Every record below should be written out exactly; pictures stay out.

START Supplied data

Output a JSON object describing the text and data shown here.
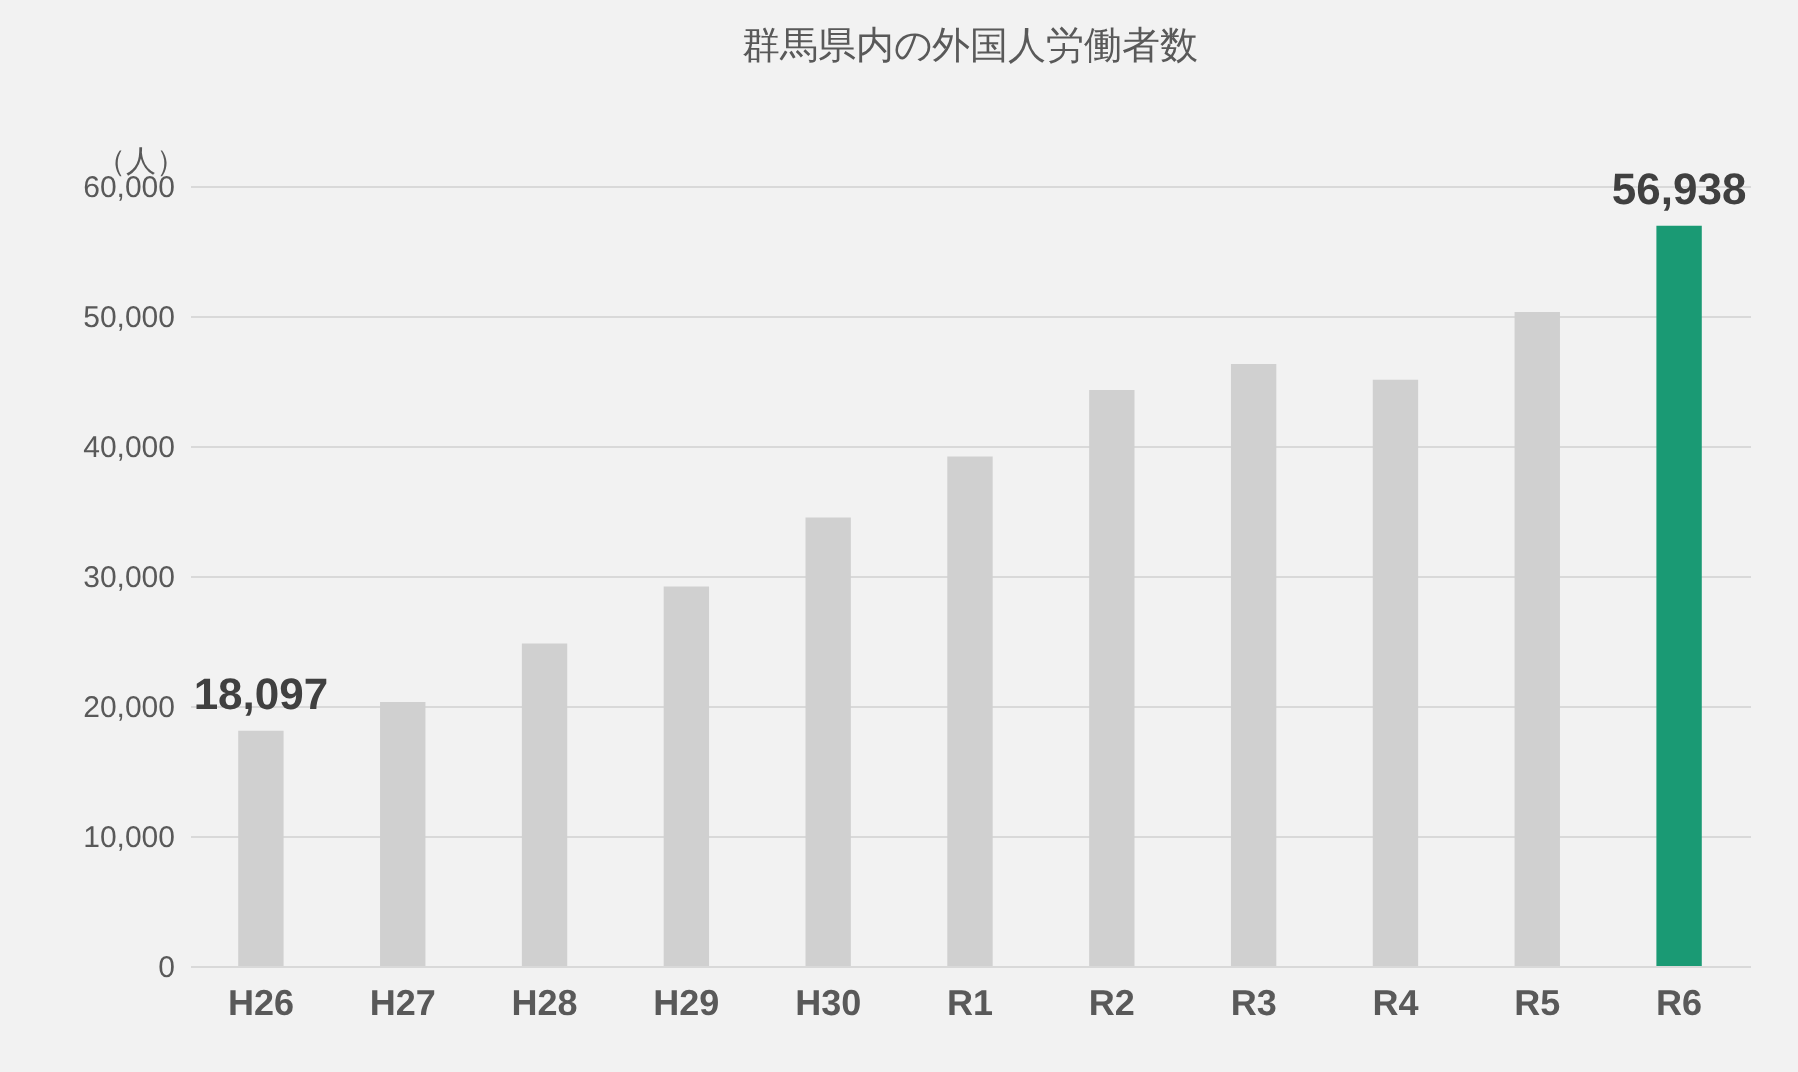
{
  "chart_data": {
    "type": "bar",
    "title": "群馬県内の外国人労働者数",
    "ylabel": "（人）",
    "categories": [
      "H26",
      "H27",
      "H28",
      "H29",
      "H30",
      "R1",
      "R2",
      "R3",
      "R4",
      "R5",
      "R6"
    ],
    "values": [
      18097,
      20300,
      24800,
      29200,
      34500,
      39200,
      44300,
      46300,
      45100,
      50300,
      56938
    ],
    "colors": [
      "#d0d0d0",
      "#d0d0d0",
      "#d0d0d0",
      "#d0d0d0",
      "#d0d0d0",
      "#d0d0d0",
      "#d0d0d0",
      "#d0d0d0",
      "#d0d0d0",
      "#d0d0d0",
      "#1a9a74"
    ],
    "value_labels": [
      "18,097",
      null,
      null,
      null,
      null,
      null,
      null,
      null,
      null,
      null,
      "56,938"
    ],
    "ylim": [
      0,
      60000
    ],
    "yticks": [
      {
        "value": 0,
        "label": "0"
      },
      {
        "value": 10000,
        "label": "10,000"
      },
      {
        "value": 20000,
        "label": "20,000"
      },
      {
        "value": 30000,
        "label": "30,000"
      },
      {
        "value": 40000,
        "label": "40,000"
      },
      {
        "value": 50000,
        "label": "50,000"
      },
      {
        "value": 60000,
        "label": "60,000"
      }
    ],
    "grid": "y"
  }
}
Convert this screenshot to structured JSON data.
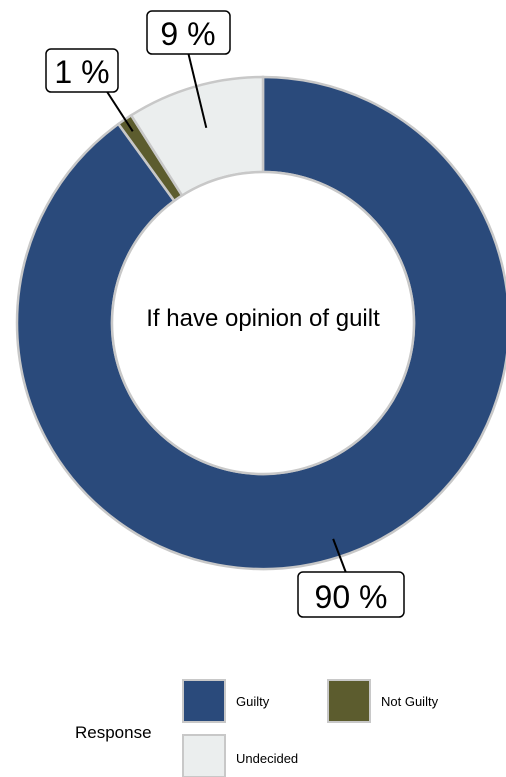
{
  "chart_data": {
    "type": "pie",
    "donut": true,
    "center_label": "If have opinion of guilt",
    "slices": [
      {
        "label": "Guilty",
        "value": 90,
        "display": "90 %",
        "color": "#2a4a7b"
      },
      {
        "label": "Not Guilty",
        "value": 1,
        "display": "1 %",
        "color": "#5c5c2e"
      },
      {
        "label": "Undecided",
        "value": 9,
        "display": "9 %",
        "color": "#ebeeee"
      }
    ],
    "legend": {
      "title": "Response",
      "placement": "bottom",
      "entries": [
        "Guilty",
        "Not Guilty",
        "Undecided"
      ]
    }
  }
}
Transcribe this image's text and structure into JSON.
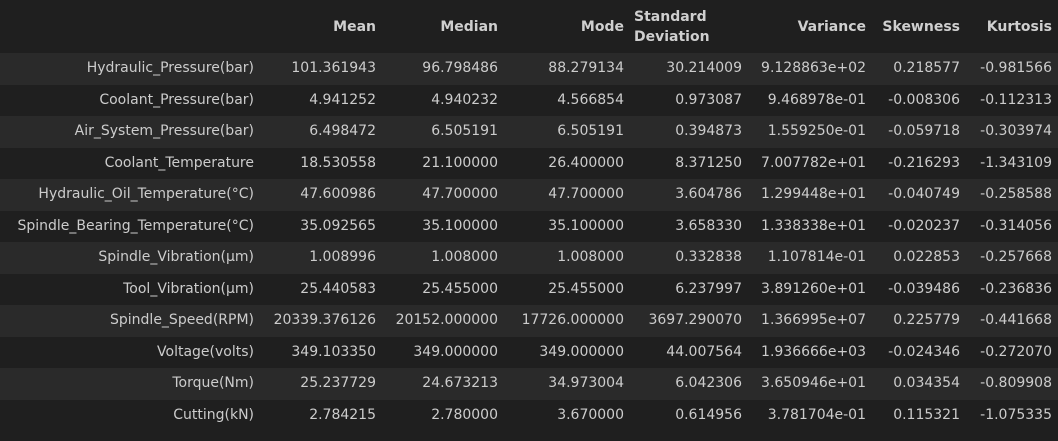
{
  "table": {
    "columns": [
      "",
      "Mean",
      "Median",
      "Mode",
      "Standard Deviation",
      "Variance",
      "Skewness",
      "Kurtosis"
    ],
    "rows": [
      [
        "Hydraulic_Pressure(bar)",
        "101.361943",
        "96.798486",
        "88.279134",
        "30.214009",
        "9.128863e+02",
        "0.218577",
        "-0.981566"
      ],
      [
        "Coolant_Pressure(bar)",
        "4.941252",
        "4.940232",
        "4.566854",
        "0.973087",
        "9.468978e-01",
        "-0.008306",
        "-0.112313"
      ],
      [
        "Air_System_Pressure(bar)",
        "6.498472",
        "6.505191",
        "6.505191",
        "0.394873",
        "1.559250e-01",
        "-0.059718",
        "-0.303974"
      ],
      [
        "Coolant_Temperature",
        "18.530558",
        "21.100000",
        "26.400000",
        "8.371250",
        "7.007782e+01",
        "-0.216293",
        "-1.343109"
      ],
      [
        "Hydraulic_Oil_Temperature(°C)",
        "47.600986",
        "47.700000",
        "47.700000",
        "3.604786",
        "1.299448e+01",
        "-0.040749",
        "-0.258588"
      ],
      [
        "Spindle_Bearing_Temperature(°C)",
        "35.092565",
        "35.100000",
        "35.100000",
        "3.658330",
        "1.338338e+01",
        "-0.020237",
        "-0.314056"
      ],
      [
        "Spindle_Vibration(µm)",
        "1.008996",
        "1.008000",
        "1.008000",
        "0.332838",
        "1.107814e-01",
        "0.022853",
        "-0.257668"
      ],
      [
        "Tool_Vibration(µm)",
        "25.440583",
        "25.455000",
        "25.455000",
        "6.237997",
        "3.891260e+01",
        "-0.039486",
        "-0.236836"
      ],
      [
        "Spindle_Speed(RPM)",
        "20339.376126",
        "20152.000000",
        "17726.000000",
        "3697.290070",
        "1.366995e+07",
        "0.225779",
        "-0.441668"
      ],
      [
        "Voltage(volts)",
        "349.103350",
        "349.000000",
        "349.000000",
        "44.007564",
        "1.936666e+03",
        "-0.024346",
        "-0.272070"
      ],
      [
        "Torque(Nm)",
        "25.237729",
        "24.673213",
        "34.973004",
        "6.042306",
        "3.650946e+01",
        "0.034354",
        "-0.809908"
      ],
      [
        "Cutting(kN)",
        "2.784215",
        "2.780000",
        "3.670000",
        "0.614956",
        "3.781704e-01",
        "0.115321",
        "-1.075335"
      ]
    ]
  }
}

END Supplied data

# [Written response]
Output a JSON object describing the text and data shown here.
{
  "chart_data": {
    "type": "bar",
    "title": "群馬県内の外国人労働者数",
    "ylabel": "（人）",
    "categories": [
      "H26",
      "H27",
      "H28",
      "H29",
      "H30",
      "R1",
      "R2",
      "R3",
      "R4",
      "R5",
      "R6"
    ],
    "values": [
      18097,
      20300,
      24800,
      29200,
      34500,
      39200,
      44300,
      46300,
      45100,
      50300,
      56938
    ],
    "colors": [
      "#d0d0d0",
      "#d0d0d0",
      "#d0d0d0",
      "#d0d0d0",
      "#d0d0d0",
      "#d0d0d0",
      "#d0d0d0",
      "#d0d0d0",
      "#d0d0d0",
      "#d0d0d0",
      "#1a9a74"
    ],
    "value_labels": [
      "18,097",
      null,
      null,
      null,
      null,
      null,
      null,
      null,
      null,
      null,
      "56,938"
    ],
    "ylim": [
      0,
      60000
    ],
    "yticks": [
      {
        "value": 0,
        "label": "0"
      },
      {
        "value": 10000,
        "label": "10,000"
      },
      {
        "value": 20000,
        "label": "20,000"
      },
      {
        "value": 30000,
        "label": "30,000"
      },
      {
        "value": 40000,
        "label": "40,000"
      },
      {
        "value": 50000,
        "label": "50,000"
      },
      {
        "value": 60000,
        "label": "60,000"
      }
    ],
    "grid": "y"
  }
}
Convert this screenshot to structured JSON data.
{
  "chart_data": {
    "type": "pie",
    "donut": true,
    "center_label": "If have opinion of guilt",
    "slices": [
      {
        "label": "Guilty",
        "value": 90,
        "display": "90 %",
        "color": "#2a4a7b"
      },
      {
        "label": "Not Guilty",
        "value": 1,
        "display": "1 %",
        "color": "#5c5c2e"
      },
      {
        "label": "Undecided",
        "value": 9,
        "display": "9 %",
        "color": "#ebeeee"
      }
    ],
    "legend": {
      "title": "Response",
      "placement": "bottom",
      "entries": [
        "Guilty",
        "Not Guilty",
        "Undecided"
      ]
    }
  }
}
Transcribe this image's text and structure into JSON.
{
  "table": {
    "columns": [
      "",
      "Mean",
      "Median",
      "Mode",
      "Standard Deviation",
      "Variance",
      "Skewness",
      "Kurtosis"
    ],
    "rows": [
      [
        "Hydraulic_Pressure(bar)",
        "101.361943",
        "96.798486",
        "88.279134",
        "30.214009",
        "9.128863e+02",
        "0.218577",
        "-0.981566"
      ],
      [
        "Coolant_Pressure(bar)",
        "4.941252",
        "4.940232",
        "4.566854",
        "0.973087",
        "9.468978e-01",
        "-0.008306",
        "-0.112313"
      ],
      [
        "Air_System_Pressure(bar)",
        "6.498472",
        "6.505191",
        "6.505191",
        "0.394873",
        "1.559250e-01",
        "-0.059718",
        "-0.303974"
      ],
      [
        "Coolant_Temperature",
        "18.530558",
        "21.100000",
        "26.400000",
        "8.371250",
        "7.007782e+01",
        "-0.216293",
        "-1.343109"
      ],
      [
        "Hydraulic_Oil_Temperature(°C)",
        "47.600986",
        "47.700000",
        "47.700000",
        "3.604786",
        "1.299448e+01",
        "-0.040749",
        "-0.258588"
      ],
      [
        "Spindle_Bearing_Temperature(°C)",
        "35.092565",
        "35.100000",
        "35.100000",
        "3.658330",
        "1.338338e+01",
        "-0.020237",
        "-0.314056"
      ],
      [
        "Spindle_Vibration(µm)",
        "1.008996",
        "1.008000",
        "1.008000",
        "0.332838",
        "1.107814e-01",
        "0.022853",
        "-0.257668"
      ],
      [
        "Tool_Vibration(µm)",
        "25.440583",
        "25.455000",
        "25.455000",
        "6.237997",
        "3.891260e+01",
        "-0.039486",
        "-0.236836"
      ],
      [
        "Spindle_Speed(RPM)",
        "20339.376126",
        "20152.000000",
        "17726.000000",
        "3697.290070",
        "1.366995e+07",
        "0.225779",
        "-0.441668"
      ],
      [
        "Voltage(volts)",
        "349.103350",
        "349.000000",
        "349.000000",
        "44.007564",
        "1.936666e+03",
        "-0.024346",
        "-0.272070"
      ],
      [
        "Torque(Nm)",
        "25.237729",
        "24.673213",
        "34.973004",
        "6.042306",
        "3.650946e+01",
        "0.034354",
        "-0.809908"
      ],
      [
        "Cutting(kN)",
        "2.784215",
        "2.780000",
        "3.670000",
        "0.614956",
        "3.781704e-01",
        "0.115321",
        "-1.075335"
      ]
    ]
  }
}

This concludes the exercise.